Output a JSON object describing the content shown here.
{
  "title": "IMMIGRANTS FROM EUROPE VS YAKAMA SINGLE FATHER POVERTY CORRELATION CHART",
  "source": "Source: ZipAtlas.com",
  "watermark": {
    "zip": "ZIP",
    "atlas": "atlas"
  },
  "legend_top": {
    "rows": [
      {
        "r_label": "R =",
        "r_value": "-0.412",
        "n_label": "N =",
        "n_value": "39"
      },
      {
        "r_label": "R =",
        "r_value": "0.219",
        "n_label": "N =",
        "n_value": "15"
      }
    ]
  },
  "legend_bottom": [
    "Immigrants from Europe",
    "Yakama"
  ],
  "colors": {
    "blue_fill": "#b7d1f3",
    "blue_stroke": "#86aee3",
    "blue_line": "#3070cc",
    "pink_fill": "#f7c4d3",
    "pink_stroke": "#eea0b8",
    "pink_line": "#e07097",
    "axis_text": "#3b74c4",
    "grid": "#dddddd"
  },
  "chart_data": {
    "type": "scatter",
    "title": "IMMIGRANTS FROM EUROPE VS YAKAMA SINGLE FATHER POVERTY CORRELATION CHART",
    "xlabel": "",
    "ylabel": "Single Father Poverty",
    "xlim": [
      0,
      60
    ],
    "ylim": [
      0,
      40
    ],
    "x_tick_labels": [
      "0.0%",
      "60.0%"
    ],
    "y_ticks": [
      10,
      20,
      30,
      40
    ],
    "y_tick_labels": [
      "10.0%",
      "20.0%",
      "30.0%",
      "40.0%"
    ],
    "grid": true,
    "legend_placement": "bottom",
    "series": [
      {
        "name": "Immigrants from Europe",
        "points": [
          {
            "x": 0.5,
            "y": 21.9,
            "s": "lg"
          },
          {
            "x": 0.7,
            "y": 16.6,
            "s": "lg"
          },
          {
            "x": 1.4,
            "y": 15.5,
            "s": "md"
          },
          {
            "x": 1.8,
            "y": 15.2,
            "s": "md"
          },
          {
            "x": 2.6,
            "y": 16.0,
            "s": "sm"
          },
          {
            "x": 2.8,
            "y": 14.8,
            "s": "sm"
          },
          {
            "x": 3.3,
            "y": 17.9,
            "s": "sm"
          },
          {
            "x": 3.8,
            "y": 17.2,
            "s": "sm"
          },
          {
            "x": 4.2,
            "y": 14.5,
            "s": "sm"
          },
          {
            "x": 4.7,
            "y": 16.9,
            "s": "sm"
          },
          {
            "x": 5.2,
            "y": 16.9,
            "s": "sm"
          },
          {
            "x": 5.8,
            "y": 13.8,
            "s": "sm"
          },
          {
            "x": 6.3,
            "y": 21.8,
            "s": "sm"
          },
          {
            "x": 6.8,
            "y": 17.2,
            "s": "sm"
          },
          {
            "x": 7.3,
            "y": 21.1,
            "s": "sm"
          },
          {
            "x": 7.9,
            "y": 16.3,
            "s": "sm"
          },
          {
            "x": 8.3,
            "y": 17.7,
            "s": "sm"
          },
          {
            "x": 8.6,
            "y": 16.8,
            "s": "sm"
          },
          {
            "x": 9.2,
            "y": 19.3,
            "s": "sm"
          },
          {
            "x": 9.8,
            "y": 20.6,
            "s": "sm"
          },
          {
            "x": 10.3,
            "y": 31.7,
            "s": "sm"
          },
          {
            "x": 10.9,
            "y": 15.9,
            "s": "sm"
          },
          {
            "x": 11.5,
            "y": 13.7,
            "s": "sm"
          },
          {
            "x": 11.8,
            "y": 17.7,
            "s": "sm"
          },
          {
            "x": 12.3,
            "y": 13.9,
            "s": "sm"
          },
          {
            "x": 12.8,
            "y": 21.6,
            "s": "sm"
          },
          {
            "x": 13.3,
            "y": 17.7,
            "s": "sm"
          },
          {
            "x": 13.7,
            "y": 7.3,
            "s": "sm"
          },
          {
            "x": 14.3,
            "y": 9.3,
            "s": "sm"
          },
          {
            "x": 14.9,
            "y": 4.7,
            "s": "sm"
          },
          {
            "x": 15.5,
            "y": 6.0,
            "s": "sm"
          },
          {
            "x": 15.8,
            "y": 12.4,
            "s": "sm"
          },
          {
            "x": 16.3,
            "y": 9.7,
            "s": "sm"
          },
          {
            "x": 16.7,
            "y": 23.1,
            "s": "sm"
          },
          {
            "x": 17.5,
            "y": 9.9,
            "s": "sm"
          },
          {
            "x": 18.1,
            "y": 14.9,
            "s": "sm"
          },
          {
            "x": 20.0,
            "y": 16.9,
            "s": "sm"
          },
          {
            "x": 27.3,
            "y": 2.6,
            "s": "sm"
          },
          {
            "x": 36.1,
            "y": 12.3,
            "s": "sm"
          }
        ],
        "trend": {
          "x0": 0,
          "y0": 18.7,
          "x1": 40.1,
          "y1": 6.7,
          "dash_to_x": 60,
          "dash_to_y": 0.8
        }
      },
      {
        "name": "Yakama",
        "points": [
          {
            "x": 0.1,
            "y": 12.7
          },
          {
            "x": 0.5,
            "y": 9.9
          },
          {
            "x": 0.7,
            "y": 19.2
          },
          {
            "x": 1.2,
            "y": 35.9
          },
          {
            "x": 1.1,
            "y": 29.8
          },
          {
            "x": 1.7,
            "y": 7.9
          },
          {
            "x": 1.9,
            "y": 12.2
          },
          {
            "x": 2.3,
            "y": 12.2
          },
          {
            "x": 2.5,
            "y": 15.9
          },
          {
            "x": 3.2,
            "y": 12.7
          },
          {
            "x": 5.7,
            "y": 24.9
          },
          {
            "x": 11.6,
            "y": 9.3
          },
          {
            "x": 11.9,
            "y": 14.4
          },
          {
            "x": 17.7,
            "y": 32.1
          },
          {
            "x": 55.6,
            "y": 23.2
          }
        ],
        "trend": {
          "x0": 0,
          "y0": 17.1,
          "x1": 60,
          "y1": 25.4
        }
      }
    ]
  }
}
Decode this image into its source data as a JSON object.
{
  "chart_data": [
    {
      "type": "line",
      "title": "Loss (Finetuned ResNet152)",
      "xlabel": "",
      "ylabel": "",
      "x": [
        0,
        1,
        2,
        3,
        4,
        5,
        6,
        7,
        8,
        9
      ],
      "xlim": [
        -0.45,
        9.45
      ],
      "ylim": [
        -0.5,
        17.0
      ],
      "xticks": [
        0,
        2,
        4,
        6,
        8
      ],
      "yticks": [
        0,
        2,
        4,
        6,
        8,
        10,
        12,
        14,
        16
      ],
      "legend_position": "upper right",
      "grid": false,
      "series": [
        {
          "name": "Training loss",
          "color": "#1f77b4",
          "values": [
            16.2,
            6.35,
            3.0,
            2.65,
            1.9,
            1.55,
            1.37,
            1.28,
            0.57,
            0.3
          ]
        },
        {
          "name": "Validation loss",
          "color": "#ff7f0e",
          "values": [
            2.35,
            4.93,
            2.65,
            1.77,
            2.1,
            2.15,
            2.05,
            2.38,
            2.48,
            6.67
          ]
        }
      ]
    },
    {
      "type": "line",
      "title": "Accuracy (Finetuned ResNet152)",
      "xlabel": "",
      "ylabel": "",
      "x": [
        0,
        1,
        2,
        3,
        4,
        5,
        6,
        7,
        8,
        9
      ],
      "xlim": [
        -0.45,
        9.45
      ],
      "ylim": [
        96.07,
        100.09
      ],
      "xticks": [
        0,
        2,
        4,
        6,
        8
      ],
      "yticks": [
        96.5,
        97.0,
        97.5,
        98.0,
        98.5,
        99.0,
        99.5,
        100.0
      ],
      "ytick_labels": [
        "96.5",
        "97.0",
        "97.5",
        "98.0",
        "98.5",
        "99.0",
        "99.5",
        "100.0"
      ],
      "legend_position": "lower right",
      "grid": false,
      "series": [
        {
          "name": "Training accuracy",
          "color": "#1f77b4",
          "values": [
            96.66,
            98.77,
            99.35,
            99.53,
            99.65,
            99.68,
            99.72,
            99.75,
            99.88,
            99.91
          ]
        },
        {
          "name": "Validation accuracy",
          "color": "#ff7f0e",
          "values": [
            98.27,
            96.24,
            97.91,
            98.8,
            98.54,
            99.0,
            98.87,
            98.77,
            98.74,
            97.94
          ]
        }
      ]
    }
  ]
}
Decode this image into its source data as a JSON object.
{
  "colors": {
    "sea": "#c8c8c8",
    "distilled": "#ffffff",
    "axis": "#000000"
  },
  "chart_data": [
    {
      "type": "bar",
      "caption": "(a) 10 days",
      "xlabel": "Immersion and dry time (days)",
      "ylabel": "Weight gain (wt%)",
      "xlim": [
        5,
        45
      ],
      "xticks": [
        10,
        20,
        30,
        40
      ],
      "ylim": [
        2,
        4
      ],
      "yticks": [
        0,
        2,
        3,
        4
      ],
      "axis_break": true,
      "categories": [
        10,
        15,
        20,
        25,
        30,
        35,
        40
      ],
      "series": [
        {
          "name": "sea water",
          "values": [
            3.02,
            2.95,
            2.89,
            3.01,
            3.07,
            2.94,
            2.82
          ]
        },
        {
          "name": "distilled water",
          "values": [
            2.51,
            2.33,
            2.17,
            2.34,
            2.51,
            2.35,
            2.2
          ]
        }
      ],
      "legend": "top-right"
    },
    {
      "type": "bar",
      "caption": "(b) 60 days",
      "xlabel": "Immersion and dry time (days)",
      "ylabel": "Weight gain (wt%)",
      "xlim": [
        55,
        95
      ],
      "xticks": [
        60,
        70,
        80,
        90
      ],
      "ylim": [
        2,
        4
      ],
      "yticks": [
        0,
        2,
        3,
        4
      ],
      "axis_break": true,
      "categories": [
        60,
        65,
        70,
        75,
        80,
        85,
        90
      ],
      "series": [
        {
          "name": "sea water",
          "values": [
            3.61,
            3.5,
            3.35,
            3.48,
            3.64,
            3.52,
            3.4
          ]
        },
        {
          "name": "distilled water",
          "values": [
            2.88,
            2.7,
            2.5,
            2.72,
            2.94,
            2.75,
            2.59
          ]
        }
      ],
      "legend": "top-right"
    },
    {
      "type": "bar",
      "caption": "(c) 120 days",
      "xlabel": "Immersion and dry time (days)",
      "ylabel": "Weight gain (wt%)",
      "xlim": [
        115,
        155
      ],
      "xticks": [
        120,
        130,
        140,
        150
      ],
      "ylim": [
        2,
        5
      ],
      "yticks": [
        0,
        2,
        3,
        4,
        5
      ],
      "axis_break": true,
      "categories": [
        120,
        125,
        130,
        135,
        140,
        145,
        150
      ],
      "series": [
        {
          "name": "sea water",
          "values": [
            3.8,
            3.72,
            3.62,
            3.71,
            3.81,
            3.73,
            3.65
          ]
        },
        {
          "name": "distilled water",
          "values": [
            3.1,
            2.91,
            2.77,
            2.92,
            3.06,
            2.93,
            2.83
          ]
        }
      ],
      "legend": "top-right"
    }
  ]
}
========================
Collect each line holding the string "Validation".

          "name": "Validation loss",
          "name": "Validation accuracy",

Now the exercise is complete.